Exercise brief: Write out all of the data below as a JSON list of strings, with one string for each line and no entries for blank lines.

⟨

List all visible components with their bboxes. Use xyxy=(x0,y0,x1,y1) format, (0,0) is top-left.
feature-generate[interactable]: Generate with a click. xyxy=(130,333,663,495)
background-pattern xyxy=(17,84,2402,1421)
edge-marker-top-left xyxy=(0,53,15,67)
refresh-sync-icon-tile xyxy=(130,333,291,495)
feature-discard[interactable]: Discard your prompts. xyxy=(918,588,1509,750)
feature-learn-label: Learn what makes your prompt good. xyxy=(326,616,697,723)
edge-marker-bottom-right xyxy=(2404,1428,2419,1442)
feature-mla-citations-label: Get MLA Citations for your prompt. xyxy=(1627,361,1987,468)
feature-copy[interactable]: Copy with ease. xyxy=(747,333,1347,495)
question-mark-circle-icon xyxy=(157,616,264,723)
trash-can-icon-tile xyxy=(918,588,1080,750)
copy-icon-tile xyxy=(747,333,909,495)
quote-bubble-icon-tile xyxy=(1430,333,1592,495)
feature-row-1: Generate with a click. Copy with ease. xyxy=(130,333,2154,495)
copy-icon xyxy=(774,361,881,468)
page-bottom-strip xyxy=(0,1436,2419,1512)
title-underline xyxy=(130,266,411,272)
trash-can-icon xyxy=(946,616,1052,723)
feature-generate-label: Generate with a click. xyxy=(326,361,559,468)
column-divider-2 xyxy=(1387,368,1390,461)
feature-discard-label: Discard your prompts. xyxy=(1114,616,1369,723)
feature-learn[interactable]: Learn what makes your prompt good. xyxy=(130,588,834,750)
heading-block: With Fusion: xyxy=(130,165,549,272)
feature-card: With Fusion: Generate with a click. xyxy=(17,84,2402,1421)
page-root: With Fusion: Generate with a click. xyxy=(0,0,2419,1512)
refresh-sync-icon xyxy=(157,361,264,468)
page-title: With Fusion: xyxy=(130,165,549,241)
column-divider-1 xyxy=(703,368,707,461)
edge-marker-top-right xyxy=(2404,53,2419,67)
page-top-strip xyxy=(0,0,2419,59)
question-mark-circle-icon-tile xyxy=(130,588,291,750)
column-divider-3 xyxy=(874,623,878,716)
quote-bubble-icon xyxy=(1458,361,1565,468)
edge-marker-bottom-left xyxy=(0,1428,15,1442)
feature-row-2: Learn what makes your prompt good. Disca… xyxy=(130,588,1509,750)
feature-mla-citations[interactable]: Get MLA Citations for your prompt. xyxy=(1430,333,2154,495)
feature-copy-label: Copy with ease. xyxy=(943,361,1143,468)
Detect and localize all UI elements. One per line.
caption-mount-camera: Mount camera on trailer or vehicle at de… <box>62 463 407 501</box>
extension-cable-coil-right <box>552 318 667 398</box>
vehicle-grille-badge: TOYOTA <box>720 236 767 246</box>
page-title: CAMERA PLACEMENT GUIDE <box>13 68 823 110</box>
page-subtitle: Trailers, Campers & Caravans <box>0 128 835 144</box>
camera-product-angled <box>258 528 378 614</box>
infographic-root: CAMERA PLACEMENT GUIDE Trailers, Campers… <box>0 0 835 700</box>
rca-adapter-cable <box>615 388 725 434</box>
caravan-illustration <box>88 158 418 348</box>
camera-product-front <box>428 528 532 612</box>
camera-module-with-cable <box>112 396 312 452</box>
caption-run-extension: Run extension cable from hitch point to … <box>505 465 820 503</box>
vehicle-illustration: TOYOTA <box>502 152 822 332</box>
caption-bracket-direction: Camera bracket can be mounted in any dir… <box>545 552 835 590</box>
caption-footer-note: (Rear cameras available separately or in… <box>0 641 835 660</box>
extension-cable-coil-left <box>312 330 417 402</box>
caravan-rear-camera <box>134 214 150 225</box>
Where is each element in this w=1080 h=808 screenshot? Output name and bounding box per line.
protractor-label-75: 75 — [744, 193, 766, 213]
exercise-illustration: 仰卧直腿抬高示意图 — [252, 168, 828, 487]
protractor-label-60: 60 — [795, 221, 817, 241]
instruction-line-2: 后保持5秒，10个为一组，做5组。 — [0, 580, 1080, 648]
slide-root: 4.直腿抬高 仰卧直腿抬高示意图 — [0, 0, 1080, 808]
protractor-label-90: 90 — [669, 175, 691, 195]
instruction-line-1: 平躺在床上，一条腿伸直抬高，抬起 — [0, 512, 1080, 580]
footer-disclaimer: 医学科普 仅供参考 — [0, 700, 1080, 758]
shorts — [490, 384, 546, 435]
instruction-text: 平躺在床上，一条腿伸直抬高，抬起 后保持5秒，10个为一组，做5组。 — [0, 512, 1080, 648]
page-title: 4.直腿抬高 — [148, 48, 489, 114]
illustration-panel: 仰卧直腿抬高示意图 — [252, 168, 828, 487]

⟩

Solution:
[
  "List all visible components with their bboxes. Use xyxy=(x0,y0,x1,y1) format, (0,0) is top-left.",
  "feature-generate[interactable]: Generate with a click. xyxy=(130,333,663,495)",
  "background-pattern xyxy=(17,84,2402,1421)",
  "edge-marker-top-left xyxy=(0,53,15,67)",
  "refresh-sync-icon-tile xyxy=(130,333,291,495)",
  "feature-discard[interactable]: Discard your prompts. xyxy=(918,588,1509,750)",
  "feature-learn-label: Learn what makes your prompt good. xyxy=(326,616,697,723)",
  "edge-marker-bottom-right xyxy=(2404,1428,2419,1442)",
  "feature-mla-citations-label: Get MLA Citations for your prompt. xyxy=(1627,361,1987,468)",
  "feature-copy[interactable]: Copy with ease. xyxy=(747,333,1347,495)",
  "question-mark-circle-icon xyxy=(157,616,264,723)",
  "trash-can-icon-tile xyxy=(918,588,1080,750)",
  "copy-icon-tile xyxy=(747,333,909,495)",
  "quote-bubble-icon-tile xyxy=(1430,333,1592,495)",
  "feature-row-1: Generate with a click. Copy with ease. xyxy=(130,333,2154,495)",
  "copy-icon xyxy=(774,361,881,468)",
  "page-bottom-strip xyxy=(0,1436,2419,1512)",
  "title-underline xyxy=(130,266,411,272)",
  "trash-can-icon xyxy=(946,616,1052,723)",
  "feature-generate-label: Generate with a click. xyxy=(326,361,559,468)",
  "column-divider-2 xyxy=(1387,368,1390,461)",
  "feature-discard-label: Discard your prompts. xyxy=(1114,616,1369,723)",
  "feature-learn[interactable]: Learn what makes your prompt good. xyxy=(130,588,834,750)",
  "heading-block: With Fusion: xyxy=(130,165,549,272)",
  "feature-card: With Fusion: Generate with a click. xyxy=(17,84,2402,1421)",
  "page-root: With Fusion: Generate with a click. xyxy=(0,0,2419,1512)",
  "refresh-sync-icon xyxy=(157,361,264,468)",
  "page-title: With Fusion: xyxy=(130,165,549,241)",
  "column-divider-1 xyxy=(703,368,707,461)",
  "edge-marker-top-right xyxy=(2404,53,2419,67)",
  "page-top-strip xyxy=(0,0,2419,59)",
  "question-mark-circle-icon-tile xyxy=(130,588,291,750)",
  "column-divider-3 xyxy=(874,623,878,716)",
  "quote-bubble-icon xyxy=(1458,361,1565,468)",
  "edge-marker-bottom-left xyxy=(0,1428,15,1442)",
  "feature-row-2: Learn what makes your prompt good. Disca… xyxy=(130,588,1509,750)",
  "feature-mla-citations[interactable]: Get MLA Citations for your prompt. xyxy=(1430,333,2154,495)",
  "feature-copy-label: Copy with ease. xyxy=(943,361,1143,468)",
  "Detect and localize all UI elements. One per line.",
  "caption-mount-camera: Mount camera on trailer or vehicle at de… <box>62 463 407 501</box>",
  "extension-cable-coil-right <box>552 318 667 398</box>",
  "vehicle-grille-badge: TOYOTA <box>720 236 767 246</box>",
  "page-title: CAMERA PLACEMENT GUIDE <box>13 68 823 110</box>",
  "page-subtitle: Trailers, Campers & Caravans <box>0 128 835 144</box>",
  "camera-product-angled <box>258 528 378 614</box>",
  "infographic-root: CAMERA PLACEMENT GUIDE Trailers, Campers… <box>0 0 835 700</box>",
  "rca-adapter-cable <box>615 388 725 434</box>",
  "caravan-illustration <box>88 158 418 348</box>",
  "camera-product-front <box>428 528 532 612</box>",
  "camera-module-with-cable <box>112 396 312 452</box>",
  "caption-run-extension: Run extension cable from hitch point to … <box>505 465 820 503</box>",
  "vehicle-illustration: TOYOTA <box>502 152 822 332</box>",
  "caption-bracket-direction: Camera bracket can be mounted in any dir… <box>545 552 835 590</box>",
  "caption-footer-note: (Rear cameras available separately or in… <box>0 641 835 660</box>",
  "extension-cable-coil-left <box>312 330 417 402</box>",
  "caravan-rear-camera <box>134 214 150 225</box>",
  "Where is each element in this w=1080 h=808 screenshot? Output name and bounding box per line.",
  "protractor-label-75: 75 — [744, 193, 766, 213]",
  "exercise-illustration: 仰卧直腿抬高示意图 — [252, 168, 828, 487]",
  "protractor-label-60: 60 — [795, 221, 817, 241]",
  "instruction-line-2: 后保持5秒，10个为一组，做5组。 — [0, 580, 1080, 648]",
  "slide-root: 4.直腿抬高 仰卧直腿抬高示意图 — [0, 0, 1080, 808]",
  "protractor-label-90: 90 — [669, 175, 691, 195]",
  "instruction-line-1: 平躺在床上，一条腿伸直抬高，抬起 — [0, 512, 1080, 580]",
  "footer-disclaimer: 医学科普 仅供参考 — [0, 700, 1080, 758]",
  "shorts — [490, 384, 546, 435]",
  "instruction-text: 平躺在床上，一条腿伸直抬高，抬起 后保持5秒，10个为一组，做5组。 — [0, 512, 1080, 648]",
  "page-title: 4.直腿抬高 — [148, 48, 489, 114]",
  "illustration-panel: 仰卧直腿抬高示意图 — [252, 168, 828, 487]"
]